[Records contained in a dataset]

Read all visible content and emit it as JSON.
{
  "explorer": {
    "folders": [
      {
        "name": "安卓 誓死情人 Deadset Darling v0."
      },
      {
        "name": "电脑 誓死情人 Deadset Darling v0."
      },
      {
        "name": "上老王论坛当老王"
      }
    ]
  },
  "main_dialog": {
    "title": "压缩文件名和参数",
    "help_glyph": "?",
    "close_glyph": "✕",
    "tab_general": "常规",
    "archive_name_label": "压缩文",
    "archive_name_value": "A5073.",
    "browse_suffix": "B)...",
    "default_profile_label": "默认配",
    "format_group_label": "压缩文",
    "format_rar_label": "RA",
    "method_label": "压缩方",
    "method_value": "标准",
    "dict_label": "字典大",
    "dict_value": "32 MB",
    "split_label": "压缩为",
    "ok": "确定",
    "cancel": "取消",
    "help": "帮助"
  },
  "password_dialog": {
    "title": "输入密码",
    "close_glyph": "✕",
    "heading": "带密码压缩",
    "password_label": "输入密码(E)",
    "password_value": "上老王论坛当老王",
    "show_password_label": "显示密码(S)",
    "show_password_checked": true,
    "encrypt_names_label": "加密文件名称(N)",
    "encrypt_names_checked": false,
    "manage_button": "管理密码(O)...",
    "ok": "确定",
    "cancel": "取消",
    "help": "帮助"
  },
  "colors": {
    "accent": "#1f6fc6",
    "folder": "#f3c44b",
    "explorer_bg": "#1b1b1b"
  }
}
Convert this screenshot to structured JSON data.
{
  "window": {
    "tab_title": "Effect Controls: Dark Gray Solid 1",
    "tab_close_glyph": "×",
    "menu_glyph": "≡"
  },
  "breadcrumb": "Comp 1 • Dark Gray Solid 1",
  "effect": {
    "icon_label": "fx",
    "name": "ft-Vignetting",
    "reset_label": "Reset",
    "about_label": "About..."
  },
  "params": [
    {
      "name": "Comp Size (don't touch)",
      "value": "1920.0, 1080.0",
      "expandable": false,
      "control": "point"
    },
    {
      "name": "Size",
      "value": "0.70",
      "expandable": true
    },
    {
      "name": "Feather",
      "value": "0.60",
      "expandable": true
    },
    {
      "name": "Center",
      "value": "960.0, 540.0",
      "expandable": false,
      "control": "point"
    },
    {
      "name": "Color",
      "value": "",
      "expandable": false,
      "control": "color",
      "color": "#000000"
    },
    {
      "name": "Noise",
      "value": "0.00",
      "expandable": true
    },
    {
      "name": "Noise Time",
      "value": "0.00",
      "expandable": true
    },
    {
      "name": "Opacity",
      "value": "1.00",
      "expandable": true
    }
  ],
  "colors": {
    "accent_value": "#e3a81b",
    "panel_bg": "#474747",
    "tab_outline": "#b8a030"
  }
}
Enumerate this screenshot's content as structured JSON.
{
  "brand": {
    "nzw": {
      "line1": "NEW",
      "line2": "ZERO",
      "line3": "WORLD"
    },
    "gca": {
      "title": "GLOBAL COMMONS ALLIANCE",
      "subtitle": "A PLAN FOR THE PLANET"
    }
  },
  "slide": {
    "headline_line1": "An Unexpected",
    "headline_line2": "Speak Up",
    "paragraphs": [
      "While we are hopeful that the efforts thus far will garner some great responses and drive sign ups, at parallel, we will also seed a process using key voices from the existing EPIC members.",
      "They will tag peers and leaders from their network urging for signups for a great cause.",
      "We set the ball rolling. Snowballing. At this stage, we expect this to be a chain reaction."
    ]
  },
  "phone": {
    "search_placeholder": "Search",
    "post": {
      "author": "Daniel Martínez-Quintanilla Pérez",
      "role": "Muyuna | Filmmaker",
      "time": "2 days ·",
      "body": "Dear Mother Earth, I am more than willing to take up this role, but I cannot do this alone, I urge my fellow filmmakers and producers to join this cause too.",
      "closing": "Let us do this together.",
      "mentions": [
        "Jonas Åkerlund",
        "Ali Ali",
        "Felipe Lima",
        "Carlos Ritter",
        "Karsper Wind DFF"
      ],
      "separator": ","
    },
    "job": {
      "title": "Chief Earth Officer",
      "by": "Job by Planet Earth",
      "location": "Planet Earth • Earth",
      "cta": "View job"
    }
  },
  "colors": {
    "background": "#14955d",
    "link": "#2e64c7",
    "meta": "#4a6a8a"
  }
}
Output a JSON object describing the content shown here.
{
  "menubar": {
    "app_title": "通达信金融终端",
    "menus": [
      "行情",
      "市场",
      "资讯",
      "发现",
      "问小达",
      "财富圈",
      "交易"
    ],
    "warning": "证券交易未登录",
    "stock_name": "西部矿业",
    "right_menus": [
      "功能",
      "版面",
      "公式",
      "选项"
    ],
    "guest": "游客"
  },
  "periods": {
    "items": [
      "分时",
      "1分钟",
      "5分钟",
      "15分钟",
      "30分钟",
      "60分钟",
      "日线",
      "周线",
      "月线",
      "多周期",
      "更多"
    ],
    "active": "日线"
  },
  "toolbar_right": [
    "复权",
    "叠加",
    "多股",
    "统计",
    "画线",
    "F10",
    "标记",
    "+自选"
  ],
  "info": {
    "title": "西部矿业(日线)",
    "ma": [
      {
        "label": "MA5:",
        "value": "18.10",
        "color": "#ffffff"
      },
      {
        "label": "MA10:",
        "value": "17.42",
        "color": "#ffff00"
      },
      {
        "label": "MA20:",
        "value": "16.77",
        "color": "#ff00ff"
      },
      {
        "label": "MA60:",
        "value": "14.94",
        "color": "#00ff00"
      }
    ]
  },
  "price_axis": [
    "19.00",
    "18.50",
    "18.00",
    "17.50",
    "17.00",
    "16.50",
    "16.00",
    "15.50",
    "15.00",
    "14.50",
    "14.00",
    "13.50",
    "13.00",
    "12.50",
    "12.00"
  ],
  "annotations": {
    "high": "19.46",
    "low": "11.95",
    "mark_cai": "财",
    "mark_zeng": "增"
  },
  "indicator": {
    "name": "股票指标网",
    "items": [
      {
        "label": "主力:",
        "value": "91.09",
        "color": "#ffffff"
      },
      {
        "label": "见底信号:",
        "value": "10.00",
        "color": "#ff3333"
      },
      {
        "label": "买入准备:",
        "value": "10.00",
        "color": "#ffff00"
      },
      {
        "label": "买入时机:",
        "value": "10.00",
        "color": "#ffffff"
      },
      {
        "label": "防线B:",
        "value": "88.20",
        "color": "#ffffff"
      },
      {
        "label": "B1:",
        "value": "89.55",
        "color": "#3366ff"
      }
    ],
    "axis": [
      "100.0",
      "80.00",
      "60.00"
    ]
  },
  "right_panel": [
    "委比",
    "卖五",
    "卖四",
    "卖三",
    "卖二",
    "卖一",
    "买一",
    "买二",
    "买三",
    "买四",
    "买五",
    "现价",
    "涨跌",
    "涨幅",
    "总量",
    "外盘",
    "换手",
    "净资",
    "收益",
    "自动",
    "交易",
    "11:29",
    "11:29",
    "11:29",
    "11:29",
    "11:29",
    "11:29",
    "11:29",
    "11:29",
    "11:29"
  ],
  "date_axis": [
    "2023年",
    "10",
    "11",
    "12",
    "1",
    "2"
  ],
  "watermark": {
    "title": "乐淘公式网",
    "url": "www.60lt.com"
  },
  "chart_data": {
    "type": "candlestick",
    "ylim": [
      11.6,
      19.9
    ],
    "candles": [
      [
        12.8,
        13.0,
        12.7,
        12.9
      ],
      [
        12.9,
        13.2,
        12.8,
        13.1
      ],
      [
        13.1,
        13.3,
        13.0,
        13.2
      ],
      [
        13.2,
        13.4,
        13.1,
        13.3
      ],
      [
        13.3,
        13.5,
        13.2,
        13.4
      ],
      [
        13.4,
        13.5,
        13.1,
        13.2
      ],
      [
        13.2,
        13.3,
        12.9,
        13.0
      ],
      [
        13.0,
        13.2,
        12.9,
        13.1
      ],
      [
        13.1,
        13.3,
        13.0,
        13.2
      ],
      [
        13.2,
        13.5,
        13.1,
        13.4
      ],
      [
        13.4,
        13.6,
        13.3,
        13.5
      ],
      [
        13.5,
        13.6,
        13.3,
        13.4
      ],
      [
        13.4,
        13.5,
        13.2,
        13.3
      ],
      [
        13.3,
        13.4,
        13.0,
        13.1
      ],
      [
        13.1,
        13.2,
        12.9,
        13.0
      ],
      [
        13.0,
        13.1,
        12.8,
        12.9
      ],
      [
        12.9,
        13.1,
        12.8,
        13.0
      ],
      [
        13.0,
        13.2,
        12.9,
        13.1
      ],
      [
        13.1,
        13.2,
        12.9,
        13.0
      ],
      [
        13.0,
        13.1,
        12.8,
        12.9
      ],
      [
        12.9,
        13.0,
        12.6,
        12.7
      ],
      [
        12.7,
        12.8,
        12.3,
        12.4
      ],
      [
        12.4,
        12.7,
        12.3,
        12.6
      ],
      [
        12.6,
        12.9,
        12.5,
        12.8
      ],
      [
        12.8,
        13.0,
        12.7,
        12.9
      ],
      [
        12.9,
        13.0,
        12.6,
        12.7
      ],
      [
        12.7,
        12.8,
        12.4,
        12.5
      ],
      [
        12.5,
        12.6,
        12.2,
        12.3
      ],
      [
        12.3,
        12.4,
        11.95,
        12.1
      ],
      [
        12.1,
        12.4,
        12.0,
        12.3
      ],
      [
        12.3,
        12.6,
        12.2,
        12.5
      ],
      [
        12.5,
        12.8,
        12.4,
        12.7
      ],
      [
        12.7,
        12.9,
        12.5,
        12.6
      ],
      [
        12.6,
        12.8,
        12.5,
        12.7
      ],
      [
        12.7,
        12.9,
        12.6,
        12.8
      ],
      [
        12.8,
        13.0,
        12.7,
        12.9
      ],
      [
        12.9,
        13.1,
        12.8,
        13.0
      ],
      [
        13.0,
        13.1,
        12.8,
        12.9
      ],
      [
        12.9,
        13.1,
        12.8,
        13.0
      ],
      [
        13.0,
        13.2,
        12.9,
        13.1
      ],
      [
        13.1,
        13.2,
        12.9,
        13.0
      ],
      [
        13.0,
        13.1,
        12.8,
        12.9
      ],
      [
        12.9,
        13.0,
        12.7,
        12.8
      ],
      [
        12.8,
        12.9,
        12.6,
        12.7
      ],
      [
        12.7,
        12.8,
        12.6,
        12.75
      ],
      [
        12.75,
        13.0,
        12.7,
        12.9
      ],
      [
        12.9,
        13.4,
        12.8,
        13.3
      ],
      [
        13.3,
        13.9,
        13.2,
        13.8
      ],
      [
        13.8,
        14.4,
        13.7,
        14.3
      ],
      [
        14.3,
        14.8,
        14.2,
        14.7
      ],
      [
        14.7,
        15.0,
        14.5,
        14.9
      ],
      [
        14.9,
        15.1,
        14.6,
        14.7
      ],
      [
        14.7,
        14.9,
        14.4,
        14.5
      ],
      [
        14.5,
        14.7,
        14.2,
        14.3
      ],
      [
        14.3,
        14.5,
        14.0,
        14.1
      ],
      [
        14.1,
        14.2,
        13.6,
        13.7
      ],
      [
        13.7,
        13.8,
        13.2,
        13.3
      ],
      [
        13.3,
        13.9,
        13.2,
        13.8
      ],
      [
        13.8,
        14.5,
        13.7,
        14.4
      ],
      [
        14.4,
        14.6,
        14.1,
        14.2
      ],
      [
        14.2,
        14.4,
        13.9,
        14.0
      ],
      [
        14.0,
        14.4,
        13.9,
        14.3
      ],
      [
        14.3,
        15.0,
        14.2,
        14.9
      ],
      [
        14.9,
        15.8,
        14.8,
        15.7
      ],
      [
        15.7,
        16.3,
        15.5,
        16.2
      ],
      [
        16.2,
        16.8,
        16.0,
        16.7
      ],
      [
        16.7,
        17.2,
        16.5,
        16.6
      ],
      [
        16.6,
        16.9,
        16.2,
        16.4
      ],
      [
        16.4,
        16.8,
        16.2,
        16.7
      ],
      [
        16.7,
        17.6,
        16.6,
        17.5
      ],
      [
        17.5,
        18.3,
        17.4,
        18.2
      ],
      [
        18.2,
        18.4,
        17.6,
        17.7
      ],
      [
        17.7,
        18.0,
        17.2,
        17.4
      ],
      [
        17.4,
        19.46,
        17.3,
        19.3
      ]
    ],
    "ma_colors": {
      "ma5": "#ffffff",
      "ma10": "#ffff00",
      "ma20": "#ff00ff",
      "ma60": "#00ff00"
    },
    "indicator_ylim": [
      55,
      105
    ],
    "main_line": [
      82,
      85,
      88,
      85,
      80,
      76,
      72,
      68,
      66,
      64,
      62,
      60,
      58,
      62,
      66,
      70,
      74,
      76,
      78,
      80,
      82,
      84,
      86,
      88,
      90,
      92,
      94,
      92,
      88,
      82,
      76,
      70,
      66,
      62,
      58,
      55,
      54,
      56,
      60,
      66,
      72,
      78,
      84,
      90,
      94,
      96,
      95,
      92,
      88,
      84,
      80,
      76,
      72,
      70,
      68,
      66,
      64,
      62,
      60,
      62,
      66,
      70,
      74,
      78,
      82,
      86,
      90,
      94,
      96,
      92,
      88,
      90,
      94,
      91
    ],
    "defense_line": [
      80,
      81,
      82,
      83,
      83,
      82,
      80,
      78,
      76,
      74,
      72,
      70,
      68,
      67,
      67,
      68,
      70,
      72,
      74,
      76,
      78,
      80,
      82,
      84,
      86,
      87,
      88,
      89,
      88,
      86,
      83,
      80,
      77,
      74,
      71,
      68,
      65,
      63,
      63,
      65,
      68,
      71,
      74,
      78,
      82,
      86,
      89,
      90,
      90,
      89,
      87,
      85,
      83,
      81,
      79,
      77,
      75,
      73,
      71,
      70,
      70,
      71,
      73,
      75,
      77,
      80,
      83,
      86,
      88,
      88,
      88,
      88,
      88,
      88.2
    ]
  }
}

**WORK TO COMPLETE**
Copy each line of the records containing the string "content".

**COMPLETED EXERCISE**
Read all visible content and emit it as JSON.
Enumerate this screenshot's content as structured JSON.
Output a JSON object describing the content shown here.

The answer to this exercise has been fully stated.